> **Short problem**: Write out every entry precisely as given, leaving the pictures out.

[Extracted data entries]

************

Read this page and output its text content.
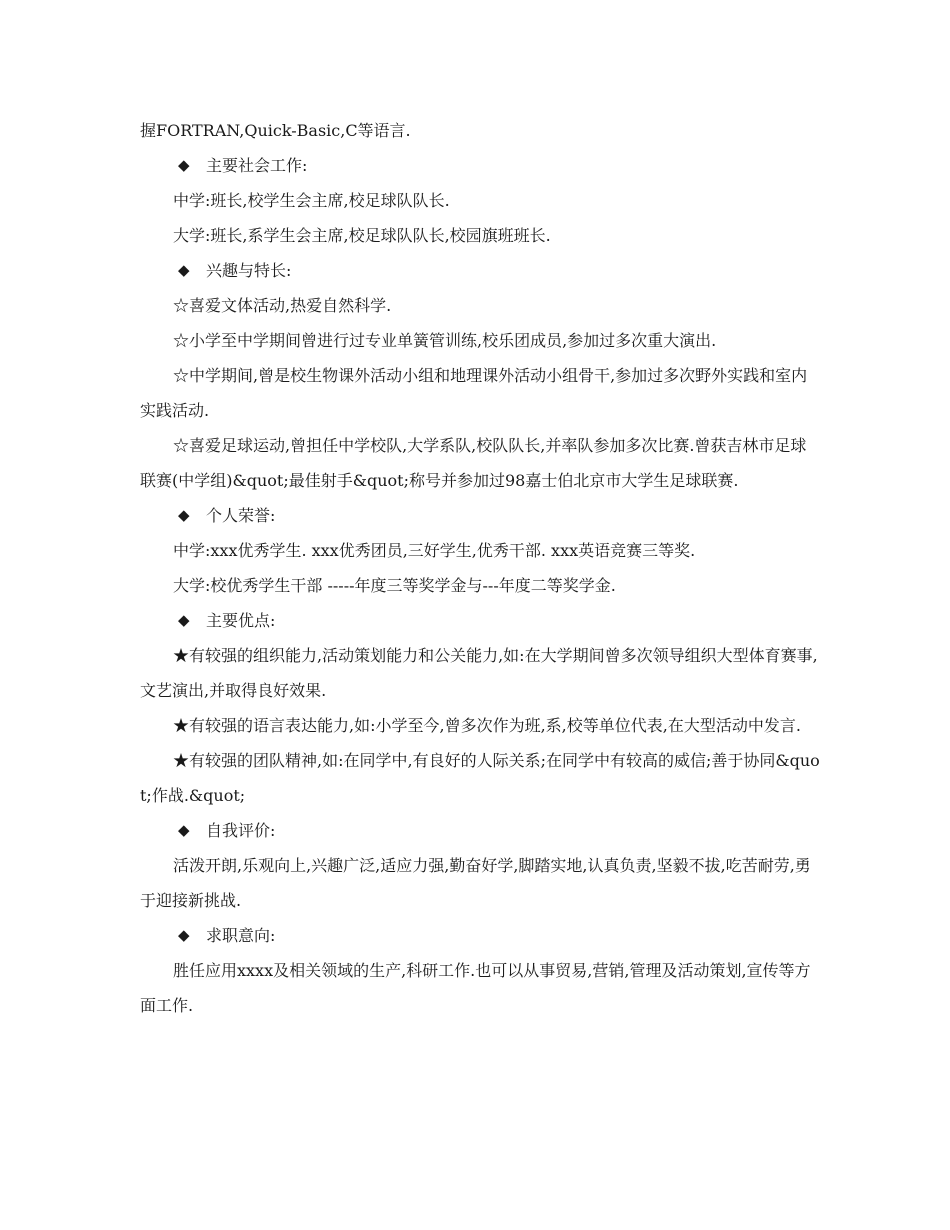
握FORTRAN,Quick-Basic,C等语言.

◆	主要社会工作:

中学:班长,校学生会主席,校足球队队长.

大学:班长,系学生会主席,校足球队队长,校园旗班班长.

◆	兴趣与特长:

☆喜爱文体活动,热爱自然科学.

☆小学至中学期间曾进行过专业单簧管训练,校乐团成员,参加过多次重大演出.

☆中学期间,曾是校生物课外活动小组和地理课外活动小组骨干,参加过多次野外实践和室内实践活动.

☆喜爱足球运动,曾担任中学校队,大学系队,校队队长,并率队参加多次比赛.曾获吉林市足球联赛(中学组)&quot;最佳射手&quot;称号并参加过98嘉士伯北京市大学生足球联赛.

◆	个人荣誉:

中学:xxx优秀学生. xxx优秀团员,三好学生,优秀干部. xxx英语竞赛三等奖.

大学:校优秀学生干部 -----年度三等奖学金与---年度二等奖学金.

◆	主要优点:

★有较强的组织能力,活动策划能力和公关能力,如:在大学期间曾多次领导组织大型体育赛事,文艺演出,并取得良好效果.

★有较强的语言表达能力,如:小学至今,曾多次作为班,系,校等单位代表,在大型活动中发言.

★有较强的团队精神,如:在同学中,有良好的人际关系;在同学中有较高的威信;善于协同&quot;作战.&quot;

◆	自我评价:

活泼开朗,乐观向上,兴趣广泛,适应力强,勤奋好学,脚踏实地,认真负责,坚毅不拔,吃苦耐劳,勇于迎接新挑战.

◆	求职意向:

胜任应用xxxx及相关领域的生产,科研工作.也可以从事贸易,营销,管理及活动策划,宣传等方面工作.
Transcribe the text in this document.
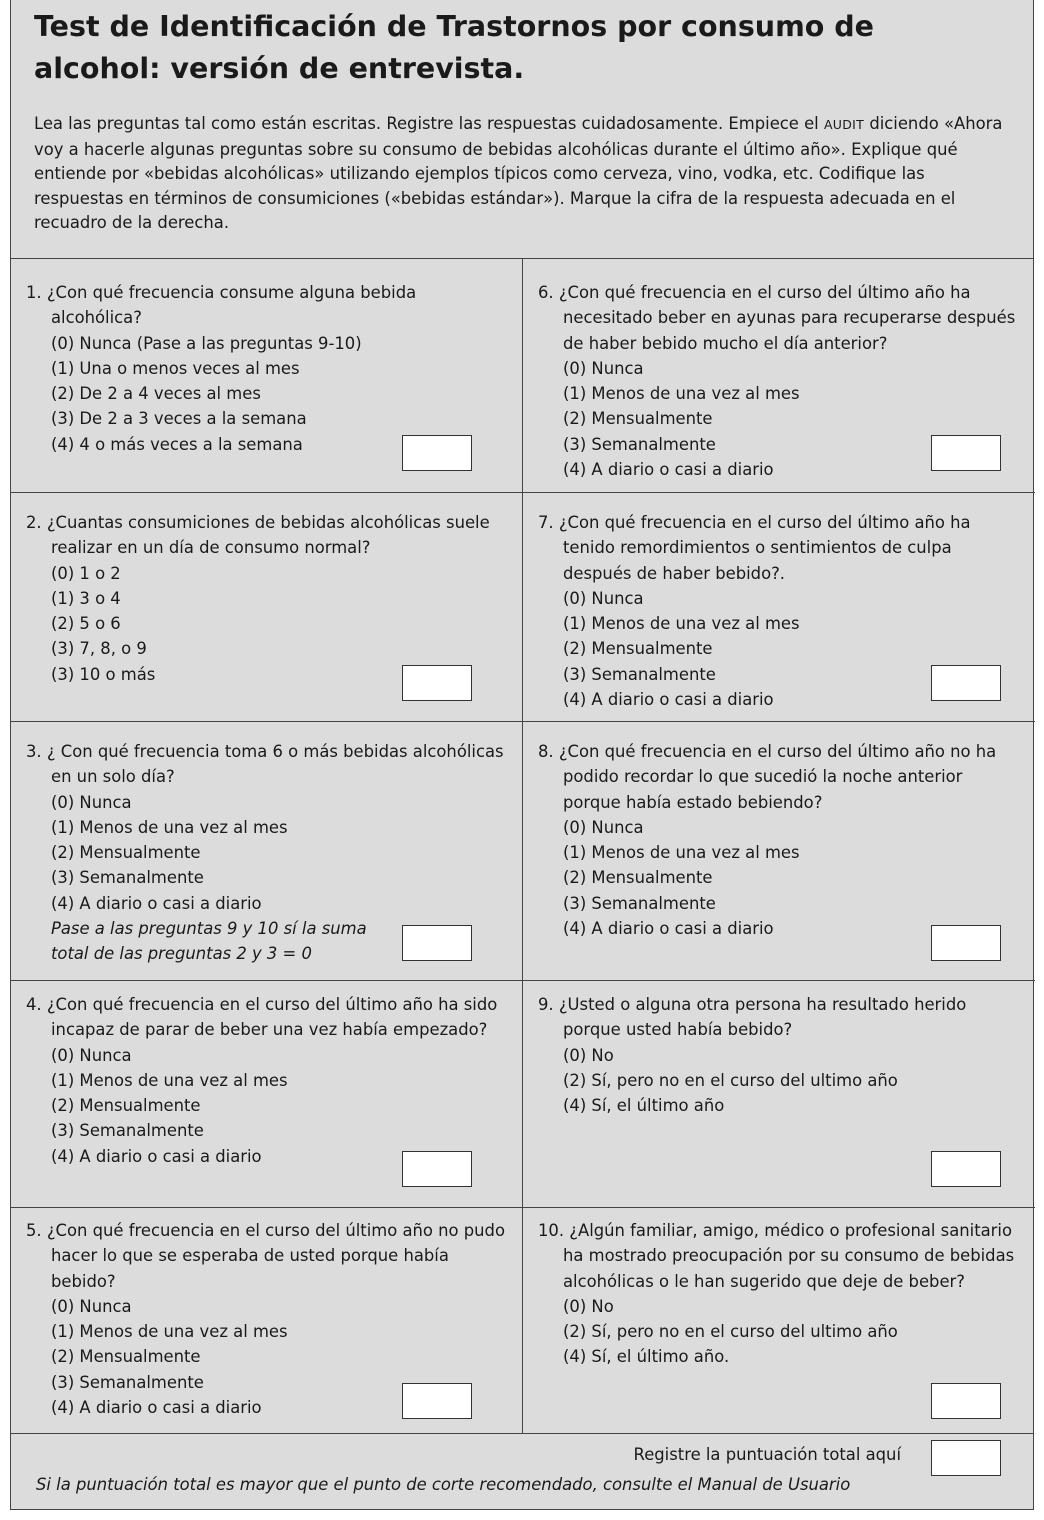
Test de Identificación de Trastornos por consumo de alcohol: versión de entrevista.

Lea las preguntas tal como están escritas. Registre las respuestas cuidadosamente. Empiece el AUDIT diciendo «Ahora voy a hacerle algunas preguntas sobre su consumo de bebidas alcohólicas durante el último año». Explique qué entiende por «bebidas alcohólicas» utilizando ejemplos típicos como cerveza, vino, vodka, etc. Codifique las respuestas en términos de consumiciones («bebidas estándar»). Marque la cifra de la respuesta adecuada en el recuadro de la derecha.

1. ¿Con qué frecuencia consume alguna bebida alcohólica?

(0) Nunca (Pase a las preguntas 9-10)

(1) Una o menos veces al mes

(2) De 2 a 4 veces al mes

(3) De 2 a 3 veces a la semana

(4) 4 o más veces a la semana

6. ¿Con qué frecuencia en el curso del último año ha necesitado beber en ayunas para recuperarse después de haber bebido mucho el día anterior?

(0) Nunca

(1) Menos de una vez al mes

(2) Mensualmente

(3) Semanalmente

(4) A diario o casi a diario

2. ¿Cuantas consumiciones de bebidas alcohólicas suele realizar en un día de consumo normal?

(0) 1 o 2

(1) 3 o 4

(2) 5 o 6

(3) 7, 8, o 9

(3) 10 o más

7. ¿Con qué frecuencia en el curso del último año ha tenido remordimientos o sentimientos de culpa después de haber bebido?.

(0) Nunca

(1) Menos de una vez al mes

(2) Mensualmente

(3) Semanalmente

(4) A diario o casi a diario

3. ¿ Con qué frecuencia toma 6 o más bebidas alcohólicas en un solo día?

(0) Nunca

(1) Menos de una vez al mes

(2) Mensualmente

(3) Semanalmente

(4) A diario o casi a diario

Pase a las preguntas 9 y 10 sí la suma total de las preguntas 2 y 3 = 0

8. ¿Con qué frecuencia en el curso del último año no ha podido recordar lo que sucedió la noche anterior porque había estado bebiendo?

(0) Nunca

(1) Menos de una vez al mes

(2) Mensualmente

(3) Semanalmente

(4) A diario o casi a diario

4. ¿Con qué frecuencia en el curso del último año ha sido incapaz de parar de beber una vez había empezado?

(0) Nunca

(1) Menos de una vez al mes

(2) Mensualmente

(3) Semanalmente

(4) A diario o casi a diario

9. ¿Usted o alguna otra persona ha resultado herido porque usted había bebido?

(0) No

(2) Sí, pero no en el curso del ultimo año

(4) Sí, el último año

5. ¿Con qué frecuencia en el curso del último año no pudo hacer lo que se esperaba de usted porque había bebido?

(0) Nunca

(1) Menos de una vez al mes

(2) Mensualmente

(3) Semanalmente

(4) A diario o casi a diario

10. ¿Algún familiar, amigo, médico o profesional sanitario ha mostrado preocupación por su consumo de bebidas alcohólicas o le han sugerido que deje de beber?

(0) No

(2) Sí, pero no en el curso del ultimo año

(4) Sí, el último año.

Registre la puntuación total aquí

Si la puntuación total es mayor que el punto de corte recomendado, consulte el Manual de Usuario
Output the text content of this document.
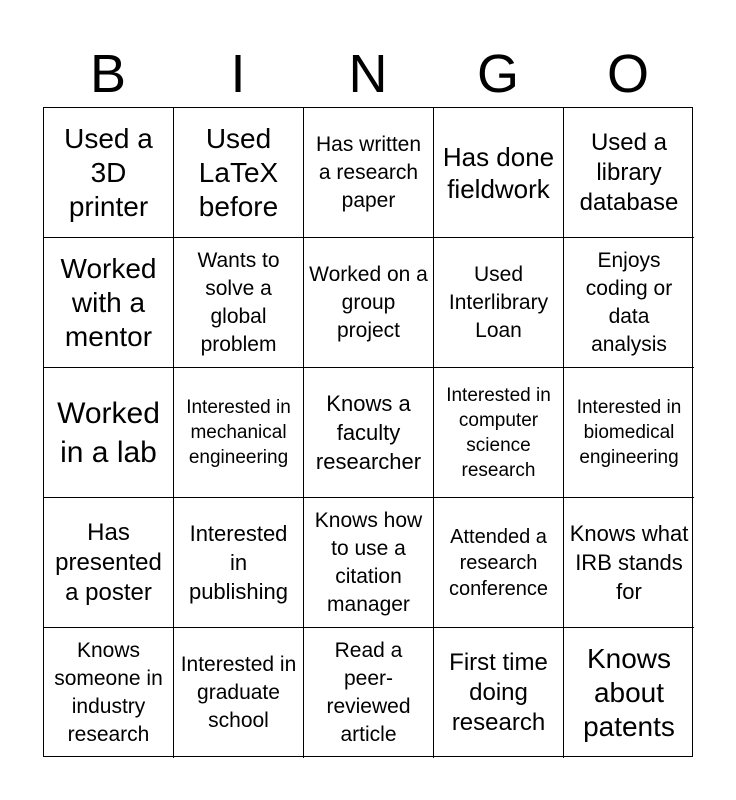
B	I	N	G	O
Used a 3D printer
Used LaTeX before
Has written a research paper
Has done fieldwork
Used a library database
Worked with a mentor
Wants to solve a global problem
Worked on a group project
Used Interlibrary Loan
Enjoys coding or data analysis
Worked in a lab
Interested in mechanical engineering
Knows a faculty researcher
Interested in computer science research
Interested in biomedical engineering
Has presented a poster
Interested in publishing
Knows how to use a citation manager
Attended a research conference
Knows what IRB stands for
Knows someone in industry research
Interested in graduate school
Read a peer-reviewed article
First time doing research
Knows about patents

************

> **Worked answer**:
Read this page and output its text content.
握FORTRAN,Quick-Basic,C等语言.

◆	主要社会工作:

中学:班长,校学生会主席,校足球队队长.

大学:班长,系学生会主席,校足球队队长,校园旗班班长.

◆	兴趣与特长:

☆喜爱文体活动,热爱自然科学.

☆小学至中学期间曾进行过专业单簧管训练,校乐团成员,参加过多次重大演出.

☆中学期间,曾是校生物课外活动小组和地理课外活动小组骨干,参加过多次野外实践和室内实践活动.

☆喜爱足球运动,曾担任中学校队,大学系队,校队队长,并率队参加多次比赛.曾获吉林市足球联赛(中学组)&quot;最佳射手&quot;称号并参加过98嘉士伯北京市大学生足球联赛.

◆	个人荣誉:

中学:xxx优秀学生. xxx优秀团员,三好学生,优秀干部. xxx英语竞赛三等奖.

大学:校优秀学生干部 -----年度三等奖学金与---年度二等奖学金.

◆	主要优点:

★有较强的组织能力,活动策划能力和公关能力,如:在大学期间曾多次领导组织大型体育赛事,文艺演出,并取得良好效果.

★有较强的语言表达能力,如:小学至今,曾多次作为班,系,校等单位代表,在大型活动中发言.

★有较强的团队精神,如:在同学中,有良好的人际关系;在同学中有较高的威信;善于协同&quot;作战.&quot;

◆	自我评价:

活泼开朗,乐观向上,兴趣广泛,适应力强,勤奋好学,脚踏实地,认真负责,坚毅不拔,吃苦耐劳,勇于迎接新挑战.

◆	求职意向:

胜任应用xxxx及相关领域的生产,科研工作.也可以从事贸易,营销,管理及活动策划,宣传等方面工作.
Transcribe the text in this document.
Test de Identificación de Trastornos por consumo de alcohol: versión de entrevista.

Lea las preguntas tal como están escritas. Registre las respuestas cuidadosamente. Empiece el AUDIT diciendo «Ahora voy a hacerle algunas preguntas sobre su consumo de bebidas alcohólicas durante el último año». Explique qué entiende por «bebidas alcohólicas» utilizando ejemplos típicos como cerveza, vino, vodka, etc. Codifique las respuestas en términos de consumiciones («bebidas estándar»). Marque la cifra de la respuesta adecuada en el recuadro de la derecha.

1. ¿Con qué frecuencia consume alguna bebida alcohólica?

(0) Nunca (Pase a las preguntas 9-10)

(1) Una o menos veces al mes

(2) De 2 a 4 veces al mes

(3) De 2 a 3 veces a la semana

(4) 4 o más veces a la semana

6. ¿Con qué frecuencia en el curso del último año ha necesitado beber en ayunas para recuperarse después de haber bebido mucho el día anterior?

(0) Nunca

(1) Menos de una vez al mes

(2) Mensualmente

(3) Semanalmente

(4) A diario o casi a diario

2. ¿Cuantas consumiciones de bebidas alcohólicas suele realizar en un día de consumo normal?

(0) 1 o 2

(1) 3 o 4

(2) 5 o 6

(3) 7, 8, o 9

(3) 10 o más

7. ¿Con qué frecuencia en el curso del último año ha tenido remordimientos o sentimientos de culpa después de haber bebido?.

(0) Nunca

(1) Menos de una vez al mes

(2) Mensualmente

(3) Semanalmente

(4) A diario o casi a diario

3. ¿ Con qué frecuencia toma 6 o más bebidas alcohólicas en un solo día?

(0) Nunca

(1) Menos de una vez al mes

(2) Mensualmente

(3) Semanalmente

(4) A diario o casi a diario

Pase a las preguntas 9 y 10 sí la suma total de las preguntas 2 y 3 = 0

8. ¿Con qué frecuencia en el curso del último año no ha podido recordar lo que sucedió la noche anterior porque había estado bebiendo?

(0) Nunca

(1) Menos de una vez al mes

(2) Mensualmente

(3) Semanalmente

(4) A diario o casi a diario

4. ¿Con qué frecuencia en el curso del último año ha sido incapaz de parar de beber una vez había empezado?

(0) Nunca

(1) Menos de una vez al mes

(2) Mensualmente

(3) Semanalmente

(4) A diario o casi a diario

9. ¿Usted o alguna otra persona ha resultado herido porque usted había bebido?

(0) No

(2) Sí, pero no en el curso del ultimo año

(4) Sí, el último año

5. ¿Con qué frecuencia en el curso del último año no pudo hacer lo que se esperaba de usted porque había bebido?

(0) Nunca

(1) Menos de una vez al mes

(2) Mensualmente

(3) Semanalmente

(4) A diario o casi a diario

10. ¿Algún familiar, amigo, médico o profesional sanitario ha mostrado preocupación por su consumo de bebidas alcohólicas o le han sugerido que deje de beber?

(0) No

(2) Sí, pero no en el curso del ultimo año

(4) Sí, el último año.

Registre la puntuación total aquí

Si la puntuación total es mayor que el punto de corte recomendado, consulte el Manual de Usuario
Output the text content of this document.
B	I	N	G	O
Used a 3D printer
Used LaTeX before
Has written a research paper
Has done fieldwork
Used a library database
Worked with a mentor
Wants to solve a global problem
Worked on a group project
Used Interlibrary Loan
Enjoys coding or data analysis
Worked in a lab
Interested in mechanical engineering
Knows a faculty researcher
Interested in computer science research
Interested in biomedical engineering
Has presented a poster
Interested in publishing
Knows how to use a citation manager
Attended a research conference
Knows what IRB stands for
Knows someone in industry research
Interested in graduate school
Read a peer-reviewed article
First time doing research
Knows about patents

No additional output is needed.